_What you will do_
Gather from the material every line that contains the string "time".

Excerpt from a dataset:
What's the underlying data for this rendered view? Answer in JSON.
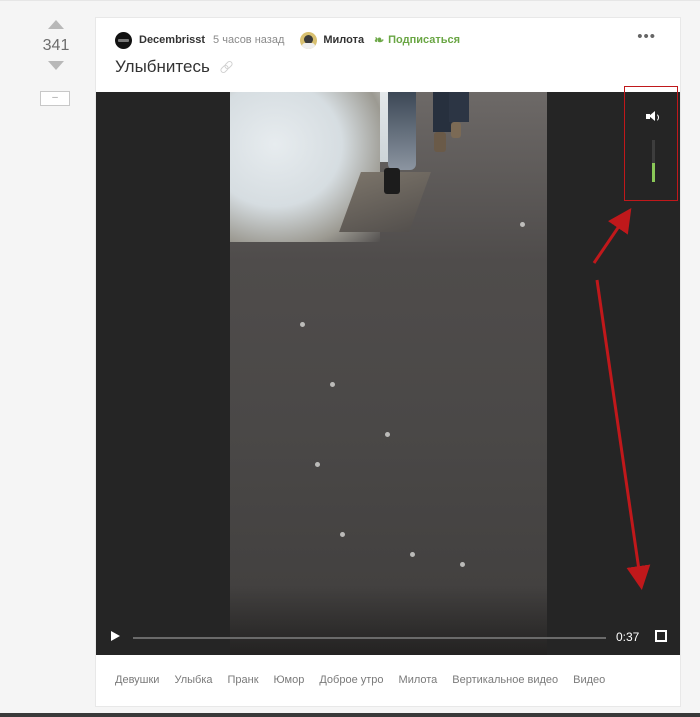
{
  "rating": {
    "score": "341",
    "collapse_label": "–"
  },
  "story": {
    "author": "Decembrisst",
    "time": "5 часов назад",
    "community": "Милота",
    "subscribe_label": "Подписаться",
    "more_label": "•••",
    "title": "Улыбнитесь"
  },
  "player": {
    "duration": "0:37",
    "progress_fraction": 0,
    "volume_fraction": 0.45,
    "icons": [
      "volume-icon",
      "play-icon",
      "fullscreen-icon"
    ]
  },
  "tags": [
    "Девушки",
    "Улыбка",
    "Пранк",
    "Юмор",
    "Доброе утро",
    "Милота",
    "Вертикальное видео",
    "Видео"
  ],
  "colors": {
    "accent_green": "#6aa644",
    "annotation_red": "#c0181b",
    "volume_fill": "#8ac858"
  }
}
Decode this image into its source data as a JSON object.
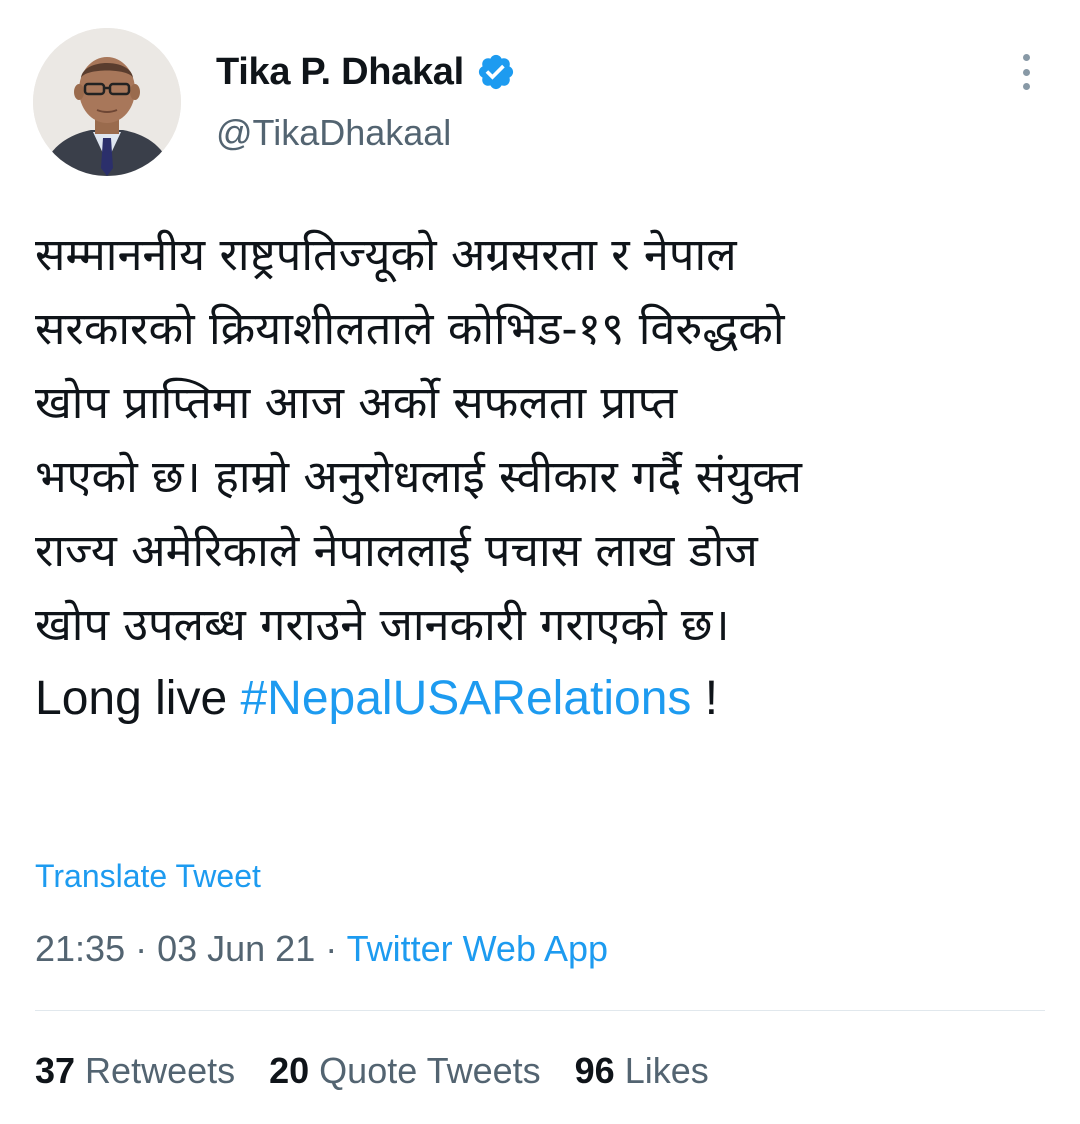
{
  "author": {
    "display_name": "Tika P. Dhakal",
    "handle": "@TikaDhakaal",
    "verified": true,
    "avatar_icon": "profile-photo"
  },
  "tweet": {
    "lines": [
      "सम्माननीय राष्ट्रपतिज्यूको अग्रसरता  र नेपाल",
      "सरकारको क्रियाशीलताले कोभिड-१९ विरुद्धको",
      "खोप प्राप्तिमा आज अर्को  सफलता प्राप्त",
      "भएको छ। हाम्रो अनुरोधलाई स्वीकार गर्दै संयुक्त",
      "राज्य अमेरिकाले नेपाललाई पचास लाख डोज",
      "खोप उपलब्ध गराउने जानकारी गराएको छ।"
    ],
    "last_line_prefix": "Long live ",
    "hashtag": "#NepalUSARelations",
    "last_line_suffix": " !"
  },
  "translate_label": "Translate Tweet",
  "meta": {
    "time": "21:35",
    "date": "03 Jun 21",
    "separator": " · ",
    "source": "Twitter Web App"
  },
  "stats": {
    "retweets": {
      "count": "37",
      "label": "Retweets"
    },
    "quotes": {
      "count": "20",
      "label": "Quote Tweets"
    },
    "likes": {
      "count": "96",
      "label": "Likes"
    }
  },
  "colors": {
    "accent": "#1d9bf0",
    "text": "#0f1419",
    "secondary": "#536471"
  }
}
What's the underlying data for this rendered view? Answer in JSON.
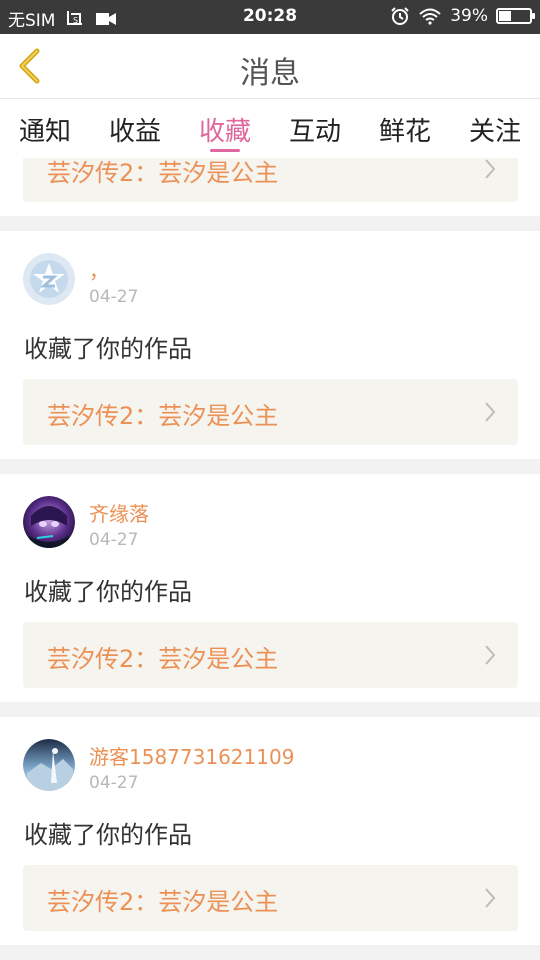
{
  "statusbar": {
    "carrier": "无SIM",
    "time": "20:28",
    "battery": "39%",
    "battery_level": 0.39
  },
  "header": {
    "title": "消息"
  },
  "tabs": [
    {
      "label": "通知"
    },
    {
      "label": "收益"
    },
    {
      "label": "收藏",
      "active": true
    },
    {
      "label": "互动"
    },
    {
      "label": "鲜花"
    },
    {
      "label": "关注"
    }
  ],
  "partial_item": {
    "work_title": "芸汐传2：芸汐是公主"
  },
  "items": [
    {
      "name": "，",
      "date": "04-27",
      "message": "收藏了你的作品",
      "work_title": "芸汐传2：芸汐是公主",
      "avatar": "default-avatar"
    },
    {
      "name": "齐缘落",
      "date": "04-27",
      "message": "收藏了你的作品",
      "work_title": "芸汐传2：芸汐是公主",
      "avatar": "anime-avatar"
    },
    {
      "name": "游客1587731621109",
      "date": "04-27",
      "message": "收藏了你的作品",
      "work_title": "芸汐传2：芸汐是公主",
      "avatar": "scene-avatar"
    }
  ],
  "colors": {
    "accent": "#e0679e",
    "orange": "#ec9156",
    "back_arrow": "#d4a40f"
  }
}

_Answer for the task_
    "time": "5 часов назад",
    "time": "21:35",
    "time": "20:28",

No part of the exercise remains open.